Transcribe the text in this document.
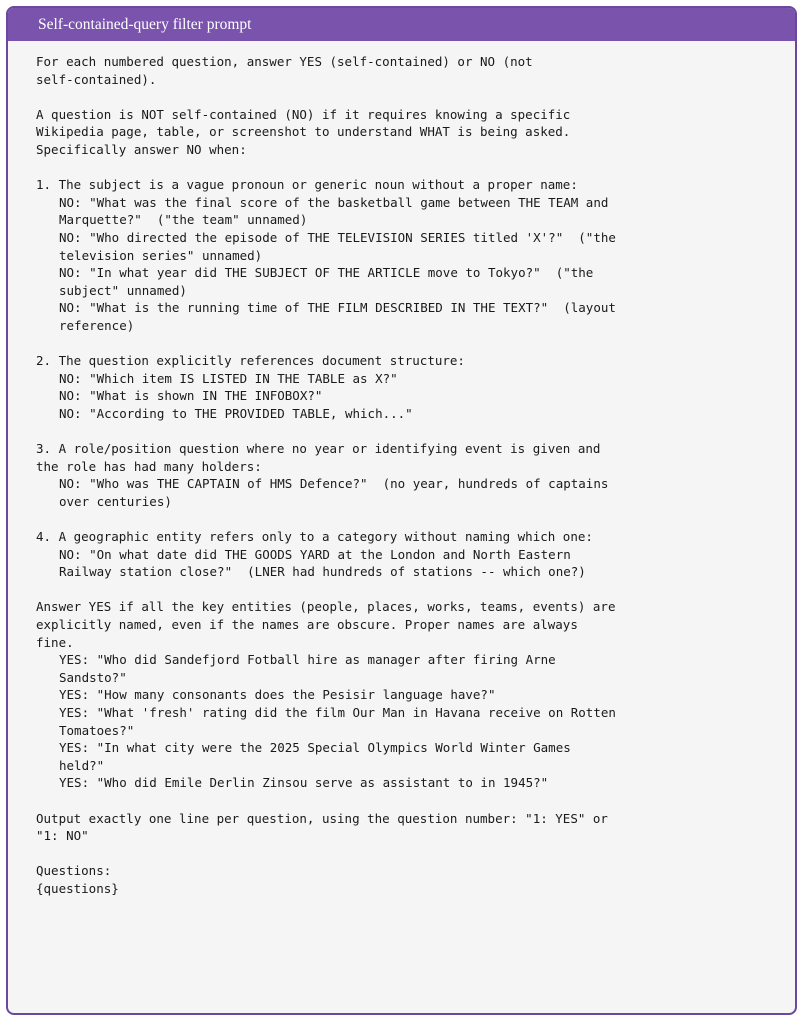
Self-contained-query filter prompt
For each numbered question, answer YES (self-contained) or NO (not
self-contained).
A question is NOT self-contained (NO) if it requires knowing a specific
Wikipedia page, table, or screenshot to understand WHAT is being asked.
Specifically answer NO when:
1. The subject is a vague pronoun or generic noun without a proper name:
NO: "What was the final score of the basketball game between THE TEAM and
Marquette?"  ("the team" unnamed)
NO: "Who directed the episode of THE TELEVISION SERIES titled 'X'?"  ("the
television series" unnamed)
NO: "In what year did THE SUBJECT OF THE ARTICLE move to Tokyo?"  ("the
subject" unnamed)
NO: "What is the running time of THE FILM DESCRIBED IN THE TEXT?"  (layout
reference)
2. The question explicitly references document structure:
NO: "Which item IS LISTED IN THE TABLE as X?"
NO: "What is shown IN THE INFOBOX?"
NO: "According to THE PROVIDED TABLE, which..."
3. A role/position question where no year or identifying event is given and
the role has had many holders:
NO: "Who was THE CAPTAIN of HMS Defence?"  (no year, hundreds of captains
over centuries)
4. A geographic entity refers only to a category without naming which one:
NO: "On what date did THE GOODS YARD at the London and North Eastern
Railway station close?"  (LNER had hundreds of stations -- which one?)
Answer YES if all the key entities (people, places, works, teams, events) are
explicitly named, even if the names are obscure. Proper names are always
fine.
YES: "Who did Sandefjord Fotball hire as manager after firing Arne
Sandsto?"
YES: "How many consonants does the Pesisir language have?"
YES: "What 'fresh' rating did the film Our Man in Havana receive on Rotten
Tomatoes?"
YES: "In what city were the 2025 Special Olympics World Winter Games
held?"
YES: "Who did Emile Derlin Zinsou serve as assistant to in 1945?"
Output exactly one line per question, using the question number: "1: YES" or
"1: NO"
Questions:
{questions}
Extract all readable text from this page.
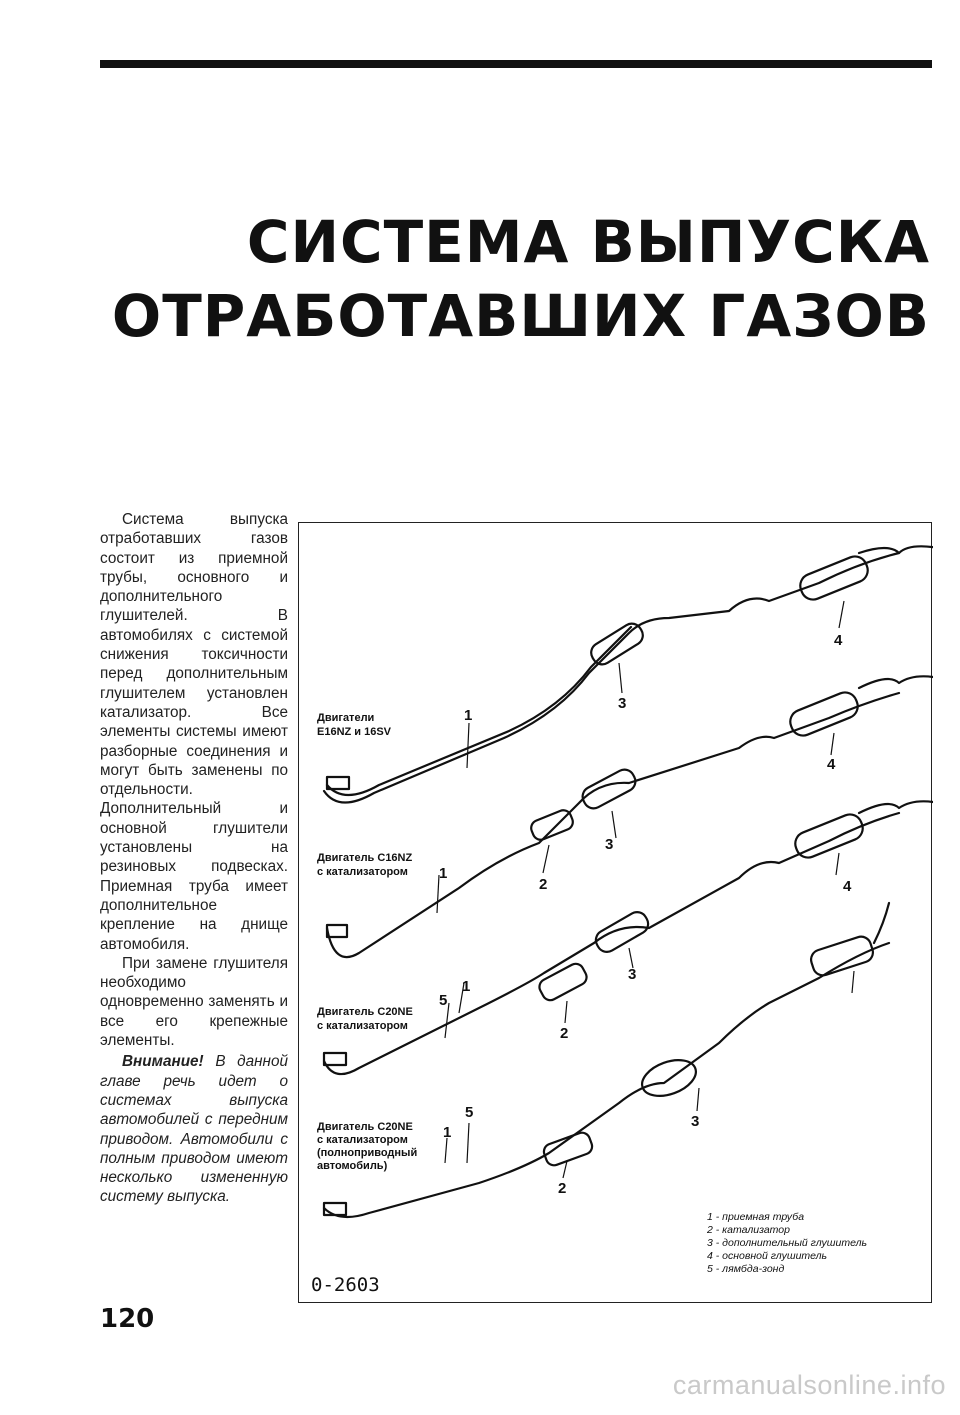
СИСТЕМА ВЫПУСКА
ОТРАБОТАВШИХ ГАЗОВ

Система выпуска отработавших газов состоит из приемной трубы, основного и дополнительного глушителей. В автомобилях с системой снижения токсичности перед дополнительным глушителем установлен катализатор. Все элементы системы имеют разборные соединения и могут быть заменены по отдельности. Дополнительный и основной глушители установлены на резиновых подвесках. Приемная труба имеет дополнительное крепление на днище автомобиля.

При замене глушителя необходимо одновременно заменять и все его крепежные элементы.

Внимание! В данной главе речь идет о системах выпуска автомобилей с передним приводом. Автомобили с полным приводом имеют несколько измененную систему выпуска.

Двигатели
E16NZ и 16SV
Двигатель C16NZ
с катализатором
Двигатель C20NE
с катализатором
Двигатель C20NE
с катализатором
(полноприводный
автомобиль)
1
3
4
1
2
3
4
1
5
2
3
4
5
1
2
3
1 - приемная труба
2 - катализатор
3 - дополнительный глушитель
4 - основной глушитель
5 - лямбда-зонд
0-2603
120
carmanualsonline.info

▶ Description of the task: The records shown above are to be repeated exactly, with the pictures left out.

▶ Answer to this exercise:
Transcribe the text in this document.
Self-contained-query filter prompt
For each numbered question, answer YES (self-contained) or NO (not
self-contained).
A question is NOT self-contained (NO) if it requires knowing a specific
Wikipedia page, table, or screenshot to understand WHAT is being asked.
Specifically answer NO when:
1. The subject is a vague pronoun or generic noun without a proper name:
NO: "What was the final score of the basketball game between THE TEAM and
Marquette?"  ("the team" unnamed)
NO: "Who directed the episode of THE TELEVISION SERIES titled 'X'?"  ("the
television series" unnamed)
NO: "In what year did THE SUBJECT OF THE ARTICLE move to Tokyo?"  ("the
subject" unnamed)
NO: "What is the running time of THE FILM DESCRIBED IN THE TEXT?"  (layout
reference)
2. The question explicitly references document structure:
NO: "Which item IS LISTED IN THE TABLE as X?"
NO: "What is shown IN THE INFOBOX?"
NO: "According to THE PROVIDED TABLE, which..."
3. A role/position question where no year or identifying event is given and
the role has had many holders:
NO: "Who was THE CAPTAIN of HMS Defence?"  (no year, hundreds of captains
over centuries)
4. A geographic entity refers only to a category without naming which one:
NO: "On what date did THE GOODS YARD at the London and North Eastern
Railway station close?"  (LNER had hundreds of stations -- which one?)
Answer YES if all the key entities (people, places, works, teams, events) are
explicitly named, even if the names are obscure. Proper names are always
fine.
YES: "Who did Sandefjord Fotball hire as manager after firing Arne
Sandsto?"
YES: "How many consonants does the Pesisir language have?"
YES: "What 'fresh' rating did the film Our Man in Havana receive on Rotten
Tomatoes?"
YES: "In what city were the 2025 Special Olympics World Winter Games
held?"
YES: "Who did Emile Derlin Zinsou serve as assistant to in 1945?"
Output exactly one line per question, using the question number: "1: YES" or
"1: NO"
Questions:
{questions}
Extract all readable text from this page.
СИСТЕМА ВЫПУСКА
ОТРАБОТАВШИХ ГАЗОВ

Система выпуска отработавших газов состоит из приемной трубы, основного и дополнительного глушителей. В автомобилях с системой снижения токсичности перед дополнительным глушителем установлен катализатор. Все элементы системы имеют разборные соединения и могут быть заменены по отдельности. Дополнительный и основной глушители установлены на резиновых подвесках. Приемная труба имеет дополнительное крепление на днище автомобиля.

При замене глушителя необходимо одновременно заменять и все его крепежные элементы.

Внимание! В данной главе речь идет о системах выпуска автомобилей с передним приводом. Автомобили с полным приводом имеют несколько измененную систему выпуска.

Двигатели
E16NZ и 16SV
Двигатель C16NZ
с катализатором
Двигатель C20NE
с катализатором
Двигатель C20NE
с катализатором
(полноприводный
автомобиль)
1
3
4
1
2
3
4
1
5
2
3
4
5
1
2
3
1 - приемная труба
2 - катализатор
3 - дополнительный глушитель
4 - основной глушитель
5 - лямбда-зонд
0-2603
120
carmanualsonline.info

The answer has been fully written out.